Records for processing:
--- START ---

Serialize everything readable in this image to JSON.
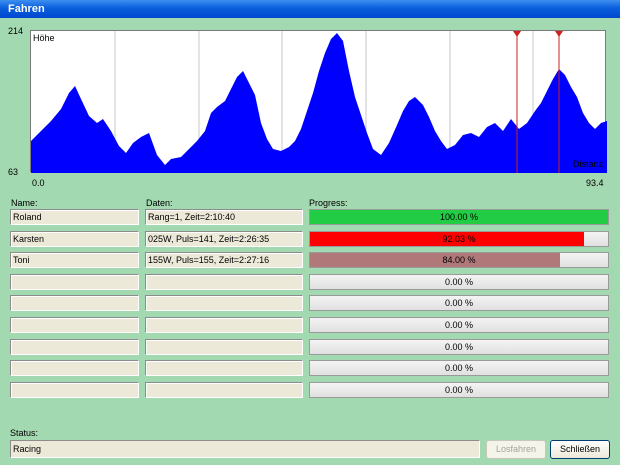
{
  "window": {
    "title": "Fahren"
  },
  "chart": {
    "y_max": "214",
    "y_min": "63",
    "x_min": "0.0",
    "x_max": "93.4",
    "y_title": "Höhe",
    "x_title": "Distanz",
    "area_color": "#0000ff",
    "marker_color": "#cc2222"
  },
  "columns": {
    "name": "Name:",
    "data": "Daten:",
    "progress": "Progress:"
  },
  "rows": [
    {
      "name": "Roland",
      "data": "Rang=1, Zeit=2:10:40",
      "progress": 1.0,
      "progress_text": "100.00 %",
      "color": "#22cc44"
    },
    {
      "name": "Karsten",
      "data": "025W, Puls=141, Zeit=2:26:35",
      "progress": 0.9203,
      "progress_text": "92.03 %",
      "color": "#ff0000"
    },
    {
      "name": "Toni",
      "data": "155W, Puls=155, Zeit=2:27:16",
      "progress": 0.84,
      "progress_text": "84.00 %",
      "color": "#b07878"
    },
    {
      "name": "",
      "data": "",
      "progress": 0,
      "progress_text": "0.00 %",
      "color": "#cccccc"
    },
    {
      "name": "",
      "data": "",
      "progress": 0,
      "progress_text": "0.00 %",
      "color": "#cccccc"
    },
    {
      "name": "",
      "data": "",
      "progress": 0,
      "progress_text": "0.00 %",
      "color": "#cccccc"
    },
    {
      "name": "",
      "data": "",
      "progress": 0,
      "progress_text": "0.00 %",
      "color": "#cccccc"
    },
    {
      "name": "",
      "data": "",
      "progress": 0,
      "progress_text": "0.00 %",
      "color": "#cccccc"
    },
    {
      "name": "",
      "data": "",
      "progress": 0,
      "progress_text": "0.00 %",
      "color": "#cccccc"
    }
  ],
  "status": {
    "label": "Status:",
    "value": "Racing"
  },
  "buttons": {
    "start": "Losfahren",
    "close": "Schließen"
  }
}
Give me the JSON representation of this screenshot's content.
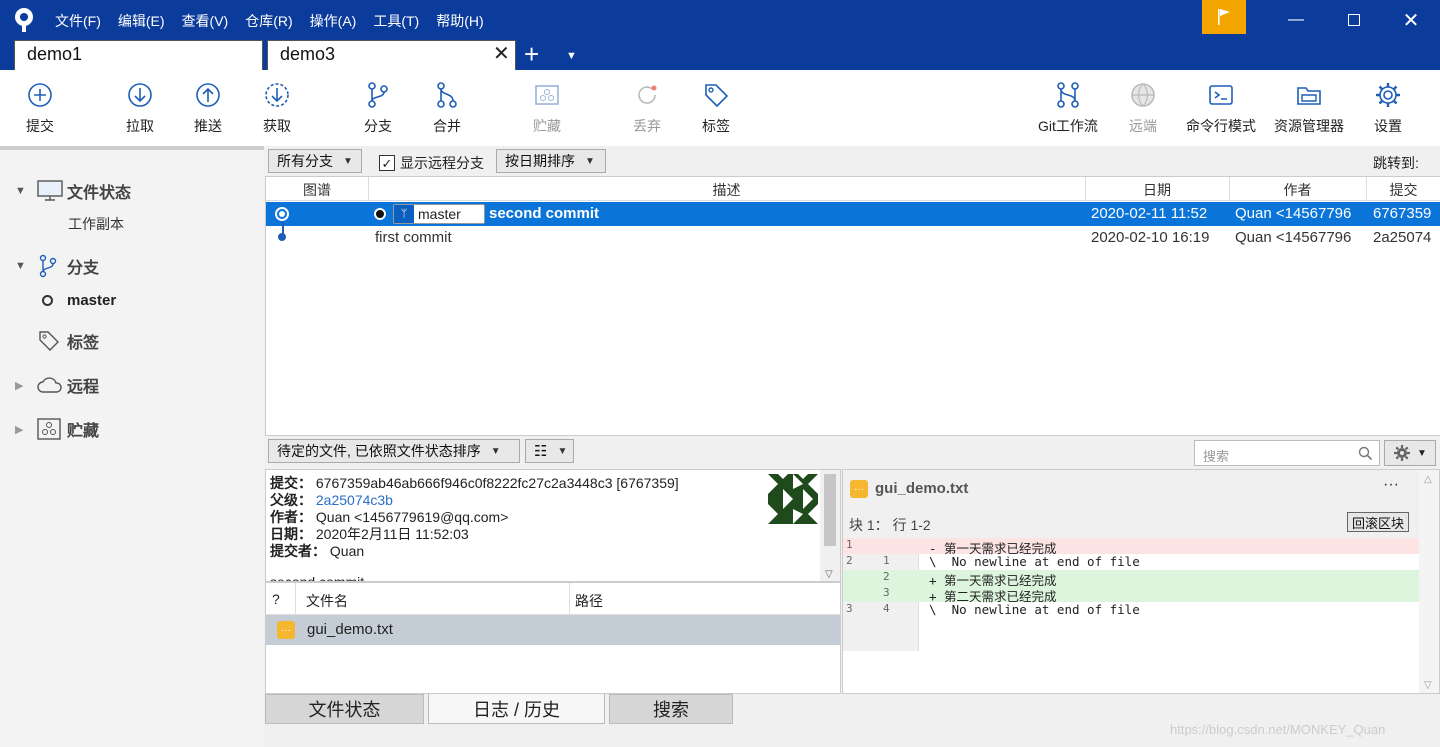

--- END ---

Among the entries, how many lines contain the string "JSON"? Give the number without anything else.

2